:: Task statement ::
Records follow. Pull out every line that contains "landscapes".

----

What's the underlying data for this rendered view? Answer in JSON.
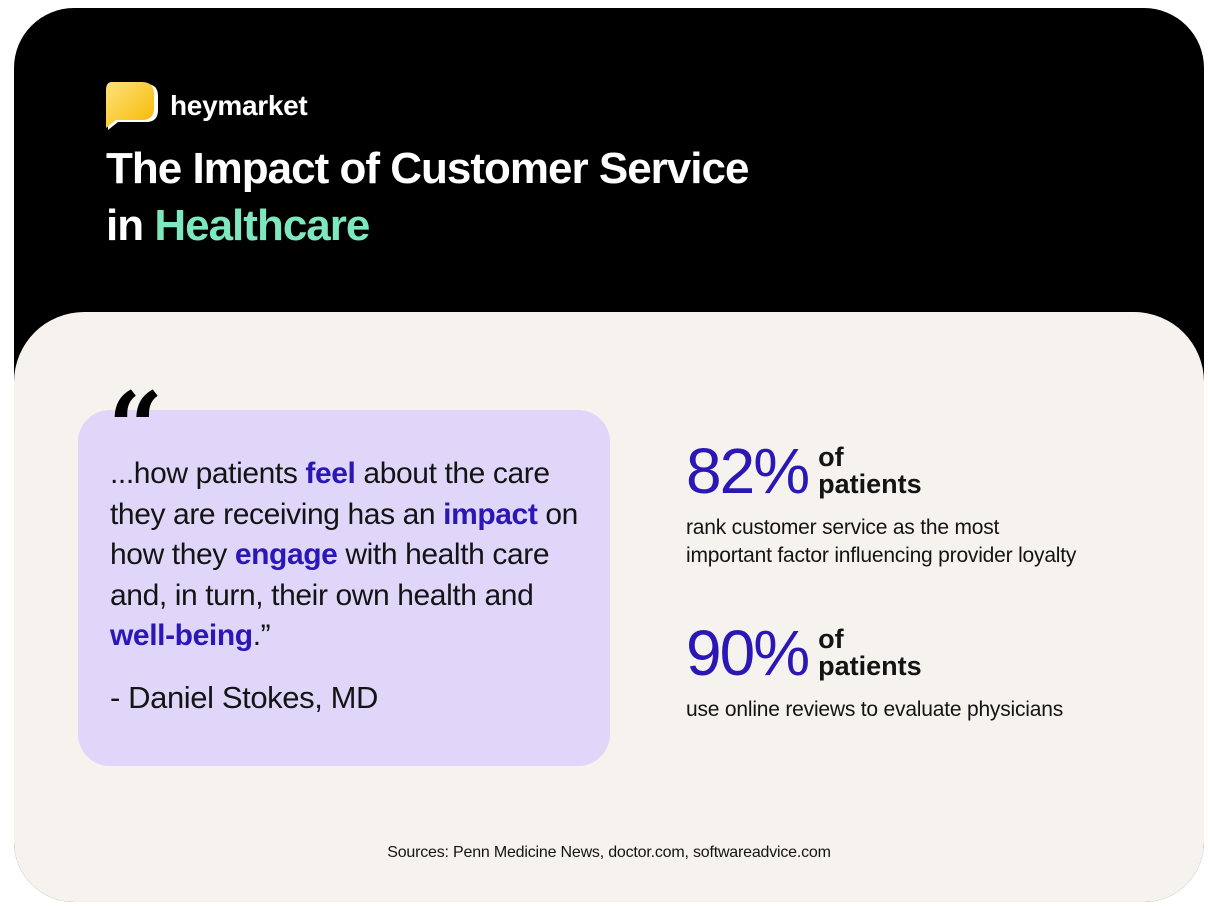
{
  "brand": {
    "name": "heymarket",
    "logo_icon": "chat-bubble-logo-icon",
    "logo_color": "#ffd12e"
  },
  "title": {
    "line1": "The Impact of Customer Service",
    "line2_prefix": "in",
    "line2_accent": "Healthcare",
    "accent_color": "#7de8be"
  },
  "quote": {
    "open_mark": "“",
    "segments": [
      {
        "text": "...how patients ",
        "highlight": false
      },
      {
        "text": "feel",
        "highlight": true
      },
      {
        "text": " about the care they are receiving has an ",
        "highlight": false
      },
      {
        "text": "impact",
        "highlight": true
      },
      {
        "text": " on how they ",
        "highlight": false
      },
      {
        "text": "engage",
        "highlight": true
      },
      {
        "text": " with health care and, in turn, their own health and ",
        "highlight": false
      },
      {
        "text": "well-being",
        "highlight": true
      },
      {
        "text": ".”",
        "highlight": false
      }
    ],
    "author": "- Daniel Stokes, MD",
    "box_color": "#dfd6fa",
    "highlight_color": "#2a17b5"
  },
  "stats": [
    {
      "value": "82%",
      "of": "of",
      "unit": "patients",
      "description_line1": "rank customer service as the most",
      "description_line2": "important factor influencing provider loyalty"
    },
    {
      "value": "90%",
      "of": "of",
      "unit": "patients",
      "description_line1": "use online reviews to evaluate physicians"
    }
  ],
  "sources": "Sources: Penn Medicine News, doctor.com, softwareadvice.com"
}
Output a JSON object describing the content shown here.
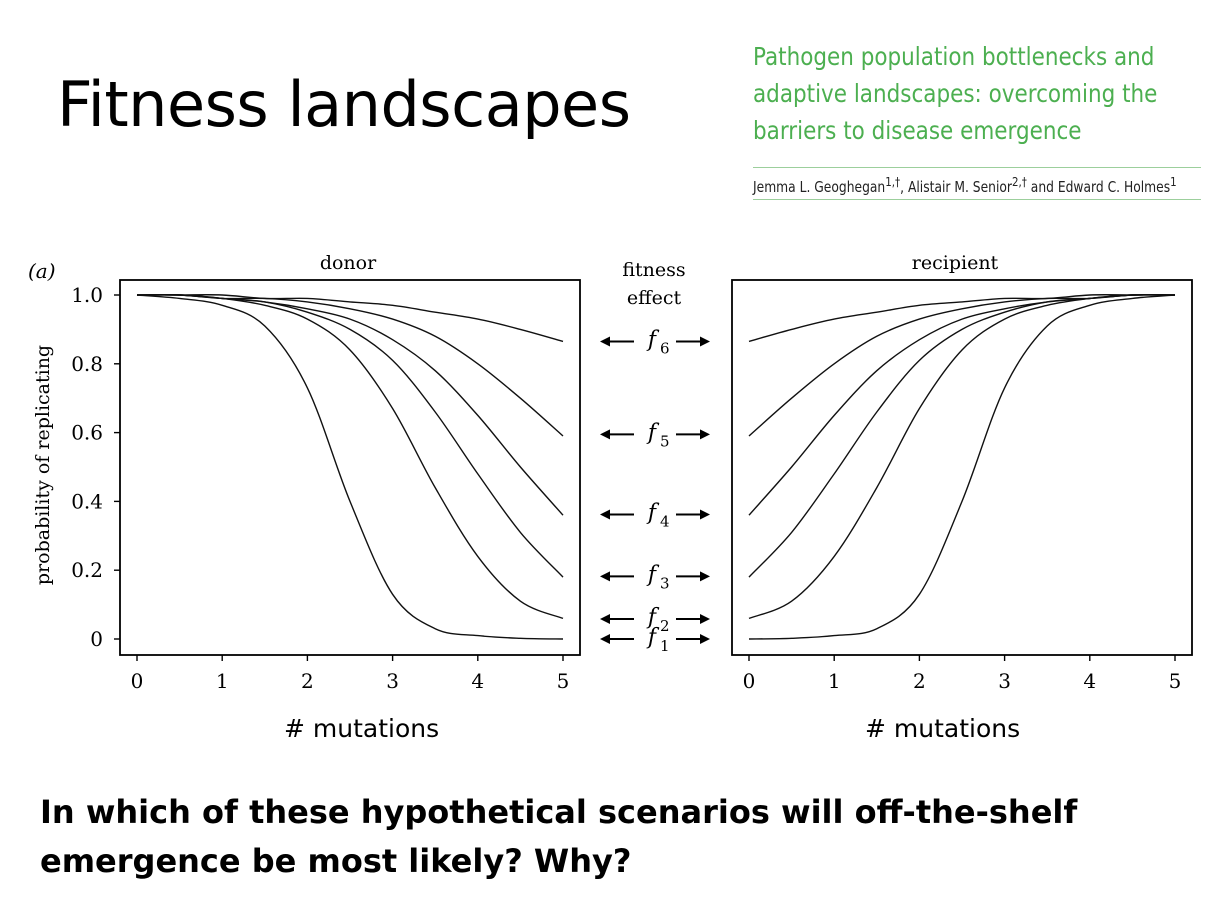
{
  "slide": {
    "title": "Fitness landscapes",
    "question": "In which of these hypothetical scenarios will off-the-shelf emergence be most likely? Why?"
  },
  "paper": {
    "title_lines": [
      "Pathogen population bottlenecks and",
      "adaptive landscapes: overcoming the",
      "barriers to disease emergence"
    ],
    "authors": "Jemma L. Geoghegan",
    "authors_sup1": "1,†",
    "authors_mid": ", Alistair M. Senior",
    "authors_sup2": "2,†",
    "authors_end": " and Edward C. Holmes",
    "authors_sup3": "1",
    "accent_color": "#4caf50"
  },
  "figure": {
    "panel_label": "(a)",
    "ylabel": "probability of replicating",
    "mutations_label": "# mutations",
    "middle_label_lines": [
      "fitness",
      "effect"
    ],
    "effects": [
      {
        "symbol": "f",
        "sub": "6",
        "level": 0.865
      },
      {
        "symbol": "f",
        "sub": "5",
        "level": 0.595
      },
      {
        "symbol": "f",
        "sub": "4",
        "level": 0.362
      },
      {
        "symbol": "f",
        "sub": "3",
        "level": 0.182
      },
      {
        "symbol": "f",
        "sub": "2",
        "level": 0.058
      },
      {
        "symbol": "f",
        "sub": "1",
        "level": 0.0
      }
    ]
  },
  "chart_data": [
    {
      "type": "line",
      "title": "donor",
      "xlabel": "# mutations",
      "ylabel": "probability of replicating",
      "xlim": [
        0,
        5
      ],
      "ylim": [
        0,
        1
      ],
      "xticks": [
        "0",
        "1",
        "2",
        "3",
        "4",
        "5"
      ],
      "yticks": [
        "0",
        "0.2",
        "0.4",
        "0.6",
        "0.8",
        "1.0"
      ],
      "x": [
        0,
        0.5,
        1,
        1.5,
        2,
        2.5,
        3,
        3.5,
        4,
        4.5,
        5
      ],
      "series": [
        {
          "name": "f1",
          "values": [
            1.0,
            0.99,
            0.97,
            0.91,
            0.73,
            0.4,
            0.13,
            0.03,
            0.01,
            0.002,
            0.0
          ]
        },
        {
          "name": "f2",
          "values": [
            1.0,
            1.0,
            0.99,
            0.97,
            0.93,
            0.84,
            0.67,
            0.44,
            0.24,
            0.11,
            0.06
          ]
        },
        {
          "name": "f3",
          "values": [
            1.0,
            1.0,
            0.99,
            0.98,
            0.95,
            0.9,
            0.81,
            0.66,
            0.48,
            0.31,
            0.18
          ]
        },
        {
          "name": "f4",
          "values": [
            1.0,
            1.0,
            0.99,
            0.98,
            0.96,
            0.93,
            0.87,
            0.78,
            0.65,
            0.5,
            0.36
          ]
        },
        {
          "name": "f5",
          "values": [
            1.0,
            1.0,
            0.99,
            0.99,
            0.98,
            0.96,
            0.93,
            0.88,
            0.8,
            0.7,
            0.59
          ]
        },
        {
          "name": "f6",
          "values": [
            1.0,
            1.0,
            1.0,
            0.99,
            0.99,
            0.98,
            0.97,
            0.95,
            0.93,
            0.9,
            0.865
          ]
        }
      ]
    },
    {
      "type": "line",
      "title": "recipient",
      "xlabel": "# mutations",
      "xlim": [
        0,
        5
      ],
      "ylim": [
        0,
        1
      ],
      "xticks": [
        "0",
        "1",
        "2",
        "3",
        "4",
        "5"
      ],
      "x": [
        0,
        0.5,
        1,
        1.5,
        2,
        2.5,
        3,
        3.5,
        4,
        4.5,
        5
      ],
      "series": [
        {
          "name": "f1",
          "values": [
            0.0,
            0.002,
            0.01,
            0.03,
            0.13,
            0.4,
            0.73,
            0.91,
            0.97,
            0.99,
            1.0
          ]
        },
        {
          "name": "f2",
          "values": [
            0.06,
            0.11,
            0.24,
            0.44,
            0.67,
            0.84,
            0.93,
            0.97,
            0.99,
            1.0,
            1.0
          ]
        },
        {
          "name": "f3",
          "values": [
            0.18,
            0.31,
            0.48,
            0.66,
            0.81,
            0.9,
            0.95,
            0.98,
            0.99,
            1.0,
            1.0
          ]
        },
        {
          "name": "f4",
          "values": [
            0.36,
            0.5,
            0.65,
            0.78,
            0.87,
            0.93,
            0.96,
            0.98,
            0.99,
            1.0,
            1.0
          ]
        },
        {
          "name": "f5",
          "values": [
            0.59,
            0.7,
            0.8,
            0.88,
            0.93,
            0.96,
            0.98,
            0.99,
            0.99,
            1.0,
            1.0
          ]
        },
        {
          "name": "f6",
          "values": [
            0.865,
            0.9,
            0.93,
            0.95,
            0.97,
            0.98,
            0.99,
            0.99,
            1.0,
            1.0,
            1.0
          ]
        }
      ]
    }
  ]
}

----

:: Exercise result ::
    "title": "Fitness landscapes",
      "adaptive landscapes: overcoming the",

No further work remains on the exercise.